### YOUR TASK
Each line containing the word "color" needs to be copied.

- - -

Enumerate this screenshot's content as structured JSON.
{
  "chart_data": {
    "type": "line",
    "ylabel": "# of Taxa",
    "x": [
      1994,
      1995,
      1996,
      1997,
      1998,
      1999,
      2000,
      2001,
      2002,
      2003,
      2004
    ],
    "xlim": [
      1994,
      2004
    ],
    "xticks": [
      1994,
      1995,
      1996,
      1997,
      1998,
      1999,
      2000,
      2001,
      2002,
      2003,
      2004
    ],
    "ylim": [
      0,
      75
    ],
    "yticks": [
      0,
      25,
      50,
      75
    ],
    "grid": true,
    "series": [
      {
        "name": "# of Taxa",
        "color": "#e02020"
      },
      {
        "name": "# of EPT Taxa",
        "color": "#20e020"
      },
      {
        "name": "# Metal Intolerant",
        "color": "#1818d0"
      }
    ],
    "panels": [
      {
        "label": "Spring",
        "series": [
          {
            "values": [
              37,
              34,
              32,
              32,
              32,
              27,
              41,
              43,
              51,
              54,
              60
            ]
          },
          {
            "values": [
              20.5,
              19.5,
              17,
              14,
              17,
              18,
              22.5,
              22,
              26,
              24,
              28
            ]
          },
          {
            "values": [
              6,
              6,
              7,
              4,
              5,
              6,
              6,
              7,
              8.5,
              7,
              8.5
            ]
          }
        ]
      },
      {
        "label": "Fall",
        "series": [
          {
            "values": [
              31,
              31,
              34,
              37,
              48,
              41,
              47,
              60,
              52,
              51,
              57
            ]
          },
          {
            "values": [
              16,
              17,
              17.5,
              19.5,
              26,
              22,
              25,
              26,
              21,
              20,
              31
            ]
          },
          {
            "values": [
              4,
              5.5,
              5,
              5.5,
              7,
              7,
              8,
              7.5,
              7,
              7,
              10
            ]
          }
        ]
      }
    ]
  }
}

- - -

### ANSWER TO THE TASK
        "color": "#e02020"
        "color": "#20e020"
        "color": "#1818d0"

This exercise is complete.